__EXERCISE DIRECTIONS__. Search the material below for the word "Number" and copy every line in which it occurs.

__EXERCISE INPUTS__.
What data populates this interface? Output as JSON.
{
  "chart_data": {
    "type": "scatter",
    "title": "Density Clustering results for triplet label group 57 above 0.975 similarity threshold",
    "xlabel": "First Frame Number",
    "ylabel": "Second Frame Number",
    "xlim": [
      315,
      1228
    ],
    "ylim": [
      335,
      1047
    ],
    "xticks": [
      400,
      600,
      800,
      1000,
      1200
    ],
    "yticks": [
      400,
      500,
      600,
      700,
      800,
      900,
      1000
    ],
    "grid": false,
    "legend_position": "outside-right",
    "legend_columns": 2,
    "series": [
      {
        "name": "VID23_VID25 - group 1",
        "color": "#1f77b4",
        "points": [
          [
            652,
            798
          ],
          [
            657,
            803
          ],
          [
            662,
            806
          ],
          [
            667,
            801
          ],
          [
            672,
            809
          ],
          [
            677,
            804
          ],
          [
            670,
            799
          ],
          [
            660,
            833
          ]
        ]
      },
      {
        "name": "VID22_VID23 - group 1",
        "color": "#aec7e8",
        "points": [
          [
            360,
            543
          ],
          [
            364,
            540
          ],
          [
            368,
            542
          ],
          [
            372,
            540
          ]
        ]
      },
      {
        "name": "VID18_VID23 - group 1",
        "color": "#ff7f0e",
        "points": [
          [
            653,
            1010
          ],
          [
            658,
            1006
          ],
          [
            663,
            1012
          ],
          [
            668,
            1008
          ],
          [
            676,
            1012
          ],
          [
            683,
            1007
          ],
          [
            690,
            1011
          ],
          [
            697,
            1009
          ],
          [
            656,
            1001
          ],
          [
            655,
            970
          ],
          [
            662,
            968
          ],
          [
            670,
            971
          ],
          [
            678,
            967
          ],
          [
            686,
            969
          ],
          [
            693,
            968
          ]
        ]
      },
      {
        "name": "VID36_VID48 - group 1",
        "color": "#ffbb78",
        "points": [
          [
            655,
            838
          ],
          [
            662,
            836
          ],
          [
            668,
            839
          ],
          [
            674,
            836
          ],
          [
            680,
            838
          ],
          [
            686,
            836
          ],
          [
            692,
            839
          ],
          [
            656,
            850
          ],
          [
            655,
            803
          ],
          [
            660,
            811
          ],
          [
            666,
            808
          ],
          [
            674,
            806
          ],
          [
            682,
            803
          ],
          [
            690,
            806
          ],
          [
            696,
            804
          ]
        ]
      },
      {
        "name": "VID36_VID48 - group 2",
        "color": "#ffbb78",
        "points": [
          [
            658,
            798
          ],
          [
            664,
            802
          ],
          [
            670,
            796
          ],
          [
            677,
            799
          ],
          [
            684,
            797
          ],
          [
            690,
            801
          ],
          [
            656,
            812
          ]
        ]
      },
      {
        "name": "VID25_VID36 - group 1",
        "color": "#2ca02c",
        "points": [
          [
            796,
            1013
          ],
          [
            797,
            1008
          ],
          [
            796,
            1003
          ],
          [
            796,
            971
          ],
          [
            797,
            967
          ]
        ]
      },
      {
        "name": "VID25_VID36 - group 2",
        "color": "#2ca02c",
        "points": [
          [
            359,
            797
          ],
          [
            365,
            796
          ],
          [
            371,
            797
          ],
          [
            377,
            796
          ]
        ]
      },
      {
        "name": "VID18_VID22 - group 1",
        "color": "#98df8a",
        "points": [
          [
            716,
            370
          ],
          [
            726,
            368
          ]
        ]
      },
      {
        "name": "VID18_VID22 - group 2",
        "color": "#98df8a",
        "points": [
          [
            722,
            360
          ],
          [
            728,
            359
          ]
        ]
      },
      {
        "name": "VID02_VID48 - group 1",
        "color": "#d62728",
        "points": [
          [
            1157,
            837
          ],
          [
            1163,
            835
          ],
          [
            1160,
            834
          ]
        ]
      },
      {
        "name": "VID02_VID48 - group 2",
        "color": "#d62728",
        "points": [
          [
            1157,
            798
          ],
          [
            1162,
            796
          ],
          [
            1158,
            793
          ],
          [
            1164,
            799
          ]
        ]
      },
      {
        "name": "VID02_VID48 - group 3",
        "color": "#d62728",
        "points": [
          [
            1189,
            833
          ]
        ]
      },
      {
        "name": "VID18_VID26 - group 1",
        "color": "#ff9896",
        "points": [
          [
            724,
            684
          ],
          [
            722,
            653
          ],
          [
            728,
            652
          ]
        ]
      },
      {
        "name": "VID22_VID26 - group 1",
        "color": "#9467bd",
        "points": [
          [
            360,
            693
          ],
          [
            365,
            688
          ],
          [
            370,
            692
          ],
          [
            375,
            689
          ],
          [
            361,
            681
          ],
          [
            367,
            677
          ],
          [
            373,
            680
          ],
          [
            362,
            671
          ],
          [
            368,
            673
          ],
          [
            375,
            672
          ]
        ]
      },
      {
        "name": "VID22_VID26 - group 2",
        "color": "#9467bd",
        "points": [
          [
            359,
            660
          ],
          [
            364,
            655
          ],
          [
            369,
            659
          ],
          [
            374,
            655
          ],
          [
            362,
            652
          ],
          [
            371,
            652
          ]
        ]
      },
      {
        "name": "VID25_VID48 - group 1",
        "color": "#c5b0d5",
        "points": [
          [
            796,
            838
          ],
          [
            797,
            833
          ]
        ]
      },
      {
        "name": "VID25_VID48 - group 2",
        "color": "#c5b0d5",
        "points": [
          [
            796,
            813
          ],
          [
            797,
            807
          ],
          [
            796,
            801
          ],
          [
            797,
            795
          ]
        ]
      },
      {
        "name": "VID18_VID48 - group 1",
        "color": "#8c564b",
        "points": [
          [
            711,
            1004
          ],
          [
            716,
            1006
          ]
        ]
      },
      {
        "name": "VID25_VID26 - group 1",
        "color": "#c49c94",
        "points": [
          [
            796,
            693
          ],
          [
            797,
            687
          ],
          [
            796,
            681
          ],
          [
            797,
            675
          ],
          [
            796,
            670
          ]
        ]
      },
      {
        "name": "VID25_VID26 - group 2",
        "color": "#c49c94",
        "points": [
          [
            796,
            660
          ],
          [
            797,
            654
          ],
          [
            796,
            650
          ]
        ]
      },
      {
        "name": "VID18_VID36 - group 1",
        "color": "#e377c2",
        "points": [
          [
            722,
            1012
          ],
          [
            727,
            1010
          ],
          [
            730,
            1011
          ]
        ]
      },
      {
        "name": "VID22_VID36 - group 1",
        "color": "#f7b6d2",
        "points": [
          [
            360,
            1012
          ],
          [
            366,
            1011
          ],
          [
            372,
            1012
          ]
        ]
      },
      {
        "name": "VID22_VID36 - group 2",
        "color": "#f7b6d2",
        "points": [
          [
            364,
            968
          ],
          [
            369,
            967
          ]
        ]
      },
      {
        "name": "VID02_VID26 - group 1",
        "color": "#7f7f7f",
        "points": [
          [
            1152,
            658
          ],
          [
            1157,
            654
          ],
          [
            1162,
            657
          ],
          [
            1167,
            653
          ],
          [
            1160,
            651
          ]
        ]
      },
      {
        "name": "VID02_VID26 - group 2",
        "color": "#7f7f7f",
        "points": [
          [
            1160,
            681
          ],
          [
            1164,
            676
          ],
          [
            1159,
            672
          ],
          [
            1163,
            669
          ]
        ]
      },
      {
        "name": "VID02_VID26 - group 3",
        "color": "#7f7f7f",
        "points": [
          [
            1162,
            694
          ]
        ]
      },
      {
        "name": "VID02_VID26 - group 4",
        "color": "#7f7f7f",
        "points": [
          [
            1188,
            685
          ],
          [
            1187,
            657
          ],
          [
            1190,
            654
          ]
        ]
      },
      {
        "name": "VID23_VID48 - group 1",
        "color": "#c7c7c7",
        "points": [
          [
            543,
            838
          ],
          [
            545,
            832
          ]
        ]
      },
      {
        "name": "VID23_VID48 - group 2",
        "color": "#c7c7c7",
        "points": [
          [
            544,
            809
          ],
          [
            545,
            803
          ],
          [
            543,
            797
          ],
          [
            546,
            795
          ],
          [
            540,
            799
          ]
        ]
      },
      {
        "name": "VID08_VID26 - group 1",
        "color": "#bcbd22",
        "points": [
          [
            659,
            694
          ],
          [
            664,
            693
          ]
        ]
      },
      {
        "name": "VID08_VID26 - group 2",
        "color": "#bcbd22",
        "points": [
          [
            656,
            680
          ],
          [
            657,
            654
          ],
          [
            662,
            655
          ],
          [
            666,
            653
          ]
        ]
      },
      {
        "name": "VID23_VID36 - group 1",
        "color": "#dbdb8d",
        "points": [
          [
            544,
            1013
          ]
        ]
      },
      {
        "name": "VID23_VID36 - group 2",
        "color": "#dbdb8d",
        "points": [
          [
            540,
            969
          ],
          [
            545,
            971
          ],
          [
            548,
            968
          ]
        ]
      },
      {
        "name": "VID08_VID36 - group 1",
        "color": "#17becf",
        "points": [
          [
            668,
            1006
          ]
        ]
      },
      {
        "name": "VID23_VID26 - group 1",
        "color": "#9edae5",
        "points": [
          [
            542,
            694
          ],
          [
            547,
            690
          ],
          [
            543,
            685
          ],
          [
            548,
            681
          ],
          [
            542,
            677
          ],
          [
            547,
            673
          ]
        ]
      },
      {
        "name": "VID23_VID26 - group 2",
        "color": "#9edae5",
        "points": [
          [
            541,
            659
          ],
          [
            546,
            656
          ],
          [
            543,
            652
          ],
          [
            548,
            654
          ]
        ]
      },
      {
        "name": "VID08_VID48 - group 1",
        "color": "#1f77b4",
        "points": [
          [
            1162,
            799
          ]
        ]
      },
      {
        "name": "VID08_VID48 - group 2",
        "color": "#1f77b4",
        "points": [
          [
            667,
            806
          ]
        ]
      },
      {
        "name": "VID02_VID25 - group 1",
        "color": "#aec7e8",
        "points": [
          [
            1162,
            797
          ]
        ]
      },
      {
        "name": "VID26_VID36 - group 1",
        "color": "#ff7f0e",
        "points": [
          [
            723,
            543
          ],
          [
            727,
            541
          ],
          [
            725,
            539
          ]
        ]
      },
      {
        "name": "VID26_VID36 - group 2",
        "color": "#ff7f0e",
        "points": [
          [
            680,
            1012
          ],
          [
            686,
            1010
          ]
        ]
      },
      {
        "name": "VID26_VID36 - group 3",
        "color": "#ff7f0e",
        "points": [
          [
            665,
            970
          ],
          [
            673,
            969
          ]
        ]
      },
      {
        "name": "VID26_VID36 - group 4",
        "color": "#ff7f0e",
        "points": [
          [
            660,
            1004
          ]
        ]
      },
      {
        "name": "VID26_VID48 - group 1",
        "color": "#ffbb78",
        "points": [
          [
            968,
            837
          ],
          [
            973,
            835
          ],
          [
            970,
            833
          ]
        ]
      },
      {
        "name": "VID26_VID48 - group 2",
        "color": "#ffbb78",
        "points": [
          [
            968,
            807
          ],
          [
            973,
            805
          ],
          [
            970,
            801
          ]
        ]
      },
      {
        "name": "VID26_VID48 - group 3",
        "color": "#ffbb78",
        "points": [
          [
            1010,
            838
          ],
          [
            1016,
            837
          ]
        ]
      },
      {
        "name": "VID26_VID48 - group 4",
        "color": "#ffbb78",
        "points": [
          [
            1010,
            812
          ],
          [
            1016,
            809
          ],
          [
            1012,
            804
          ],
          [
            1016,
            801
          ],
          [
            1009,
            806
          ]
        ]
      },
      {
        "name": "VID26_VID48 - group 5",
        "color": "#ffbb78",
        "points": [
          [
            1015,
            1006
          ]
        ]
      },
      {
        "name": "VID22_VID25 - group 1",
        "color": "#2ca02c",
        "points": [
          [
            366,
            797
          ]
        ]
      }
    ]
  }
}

__SOLUTION FOR THIS PROBLEM__.
    "xlabel": "First Frame Number",
    "ylabel": "Second Frame Number",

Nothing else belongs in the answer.